TASK STATEMENT: Sift the listing for lines that hold the string "structured" and pull them out.

Dataset records
● ● ● ●
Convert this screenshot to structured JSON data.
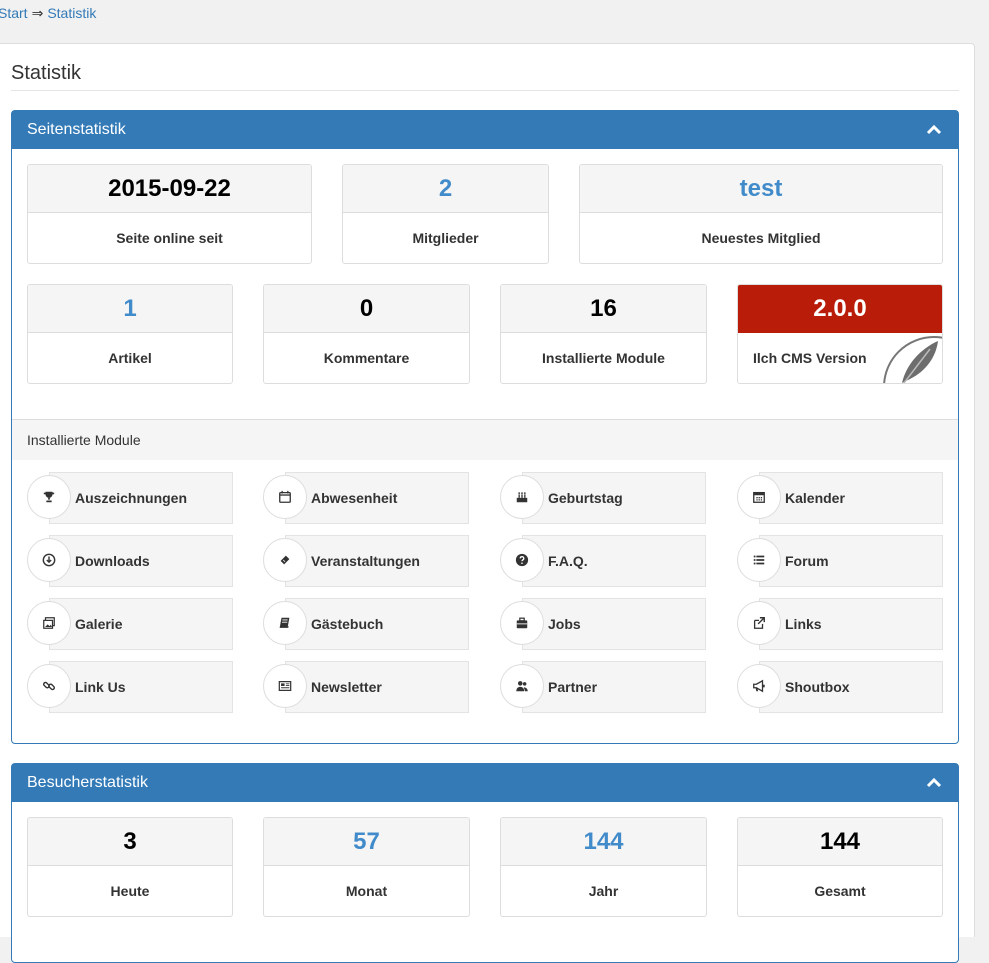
{
  "breadcrumb": {
    "start": "Start",
    "sep": "⇒",
    "current": "Statistik"
  },
  "page_title": "Statistik",
  "site_panel": {
    "title": "Seitenstatistik",
    "stats_row1": [
      {
        "value": "2015-09-22",
        "label": "Seite online seit",
        "style": ""
      },
      {
        "value": "2",
        "label": "Mitglieder",
        "style": "blue"
      },
      {
        "value": "test",
        "label": "Neuestes Mitglied",
        "style": "blue"
      }
    ],
    "stats_row2": [
      {
        "value": "1",
        "label": "Artikel",
        "style": "blue"
      },
      {
        "value": "0",
        "label": "Kommentare",
        "style": ""
      },
      {
        "value": "16",
        "label": "Installierte Module",
        "style": ""
      },
      {
        "value": "2.0.0",
        "label": "Ilch CMS Version",
        "style": "red"
      }
    ],
    "modules_heading": "Installierte Module",
    "modules": [
      {
        "label": "Auszeichnungen",
        "icon": "trophy-icon"
      },
      {
        "label": "Abwesenheit",
        "icon": "calendar-blank-icon"
      },
      {
        "label": "Geburtstag",
        "icon": "birthday-cake-icon"
      },
      {
        "label": "Kalender",
        "icon": "calendar-icon"
      },
      {
        "label": "Downloads",
        "icon": "download-circle-icon"
      },
      {
        "label": "Veranstaltungen",
        "icon": "ticket-icon"
      },
      {
        "label": "F.A.Q.",
        "icon": "question-circle-icon"
      },
      {
        "label": "Forum",
        "icon": "list-icon"
      },
      {
        "label": "Galerie",
        "icon": "gallery-icon"
      },
      {
        "label": "Gästebuch",
        "icon": "book-icon"
      },
      {
        "label": "Jobs",
        "icon": "briefcase-icon"
      },
      {
        "label": "Links",
        "icon": "external-link-icon"
      },
      {
        "label": "Link Us",
        "icon": "chain-link-icon"
      },
      {
        "label": "Newsletter",
        "icon": "newspaper-icon"
      },
      {
        "label": "Partner",
        "icon": "partner-icon"
      },
      {
        "label": "Shoutbox",
        "icon": "megaphone-icon"
      }
    ]
  },
  "visitor_panel": {
    "title": "Besucherstatistik",
    "stats": [
      {
        "value": "3",
        "label": "Heute",
        "style": ""
      },
      {
        "value": "57",
        "label": "Monat",
        "style": "blue"
      },
      {
        "value": "144",
        "label": "Jahr",
        "style": "blue"
      },
      {
        "value": "144",
        "label": "Gesamt",
        "style": ""
      }
    ]
  },
  "colors": {
    "primary": "#337ab7",
    "value_blue": "#428bca",
    "version_red": "#b91c09"
  }
}
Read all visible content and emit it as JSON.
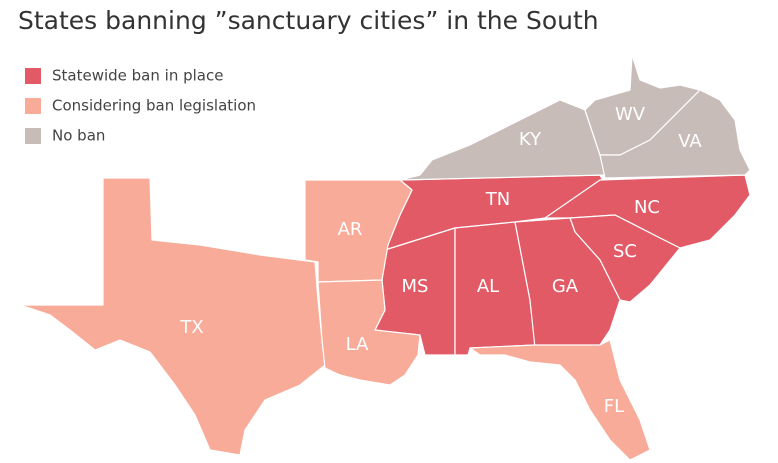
{
  "title": "States banning ”sanctuary cities” in the South",
  "legend": [
    {
      "label": "Statewide ban in place",
      "color": "#e15a66",
      "states": [
        "TN",
        "NC",
        "SC",
        "MS",
        "AL",
        "GA"
      ]
    },
    {
      "label": "Considering ban legislation",
      "color": "#f7ab98",
      "states": [
        "TX",
        "AR",
        "LA",
        "FL"
      ]
    },
    {
      "label": "No ban",
      "color": "#c7bcb8",
      "states": [
        "KY",
        "WV",
        "VA"
      ]
    }
  ]
}
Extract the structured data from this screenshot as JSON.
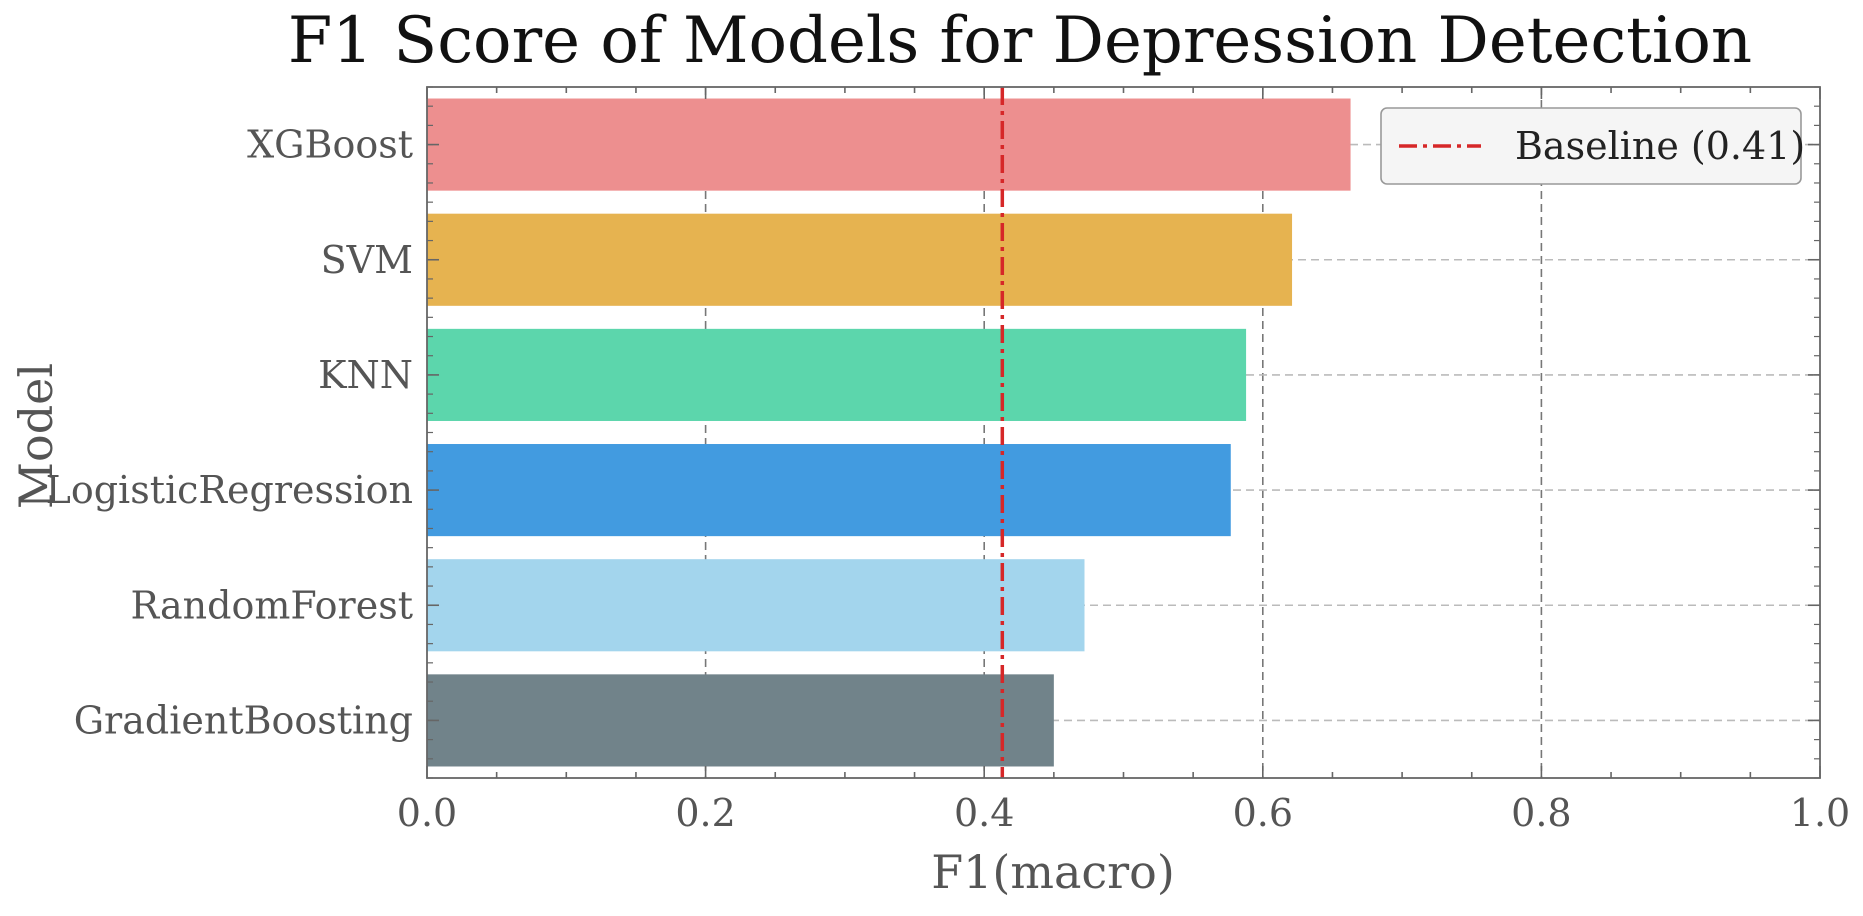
{
  "chart_data": {
    "type": "bar",
    "orientation": "horizontal",
    "title": "F1 Score of Models for Depression Detection",
    "xlabel": "F1(macro)",
    "ylabel": "Model",
    "xlim": [
      0.0,
      1.0
    ],
    "xticks": [
      "0.0",
      "0.2",
      "0.4",
      "0.6",
      "0.8",
      "1.0"
    ],
    "categories": [
      "XGBoost",
      "SVM",
      "KNN",
      "LogisticRegression",
      "RandomForest",
      "GradientBoosting"
    ],
    "values": [
      0.663,
      0.621,
      0.588,
      0.577,
      0.472,
      0.45
    ],
    "colors": [
      "#ed8f8f",
      "#e6b350",
      "#5cd6ac",
      "#429be0",
      "#a3d5ed",
      "#71838a"
    ],
    "baseline": {
      "label": "Baseline (0.41)",
      "value": 0.413,
      "color": "#d62728"
    },
    "legend_position": "top-right",
    "grid": true
  }
}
● ● ● ●
SOLVED EXERCISE:
Convert this screenshot to structured JSON data.
Extract the structured data from this screenshot as JSON.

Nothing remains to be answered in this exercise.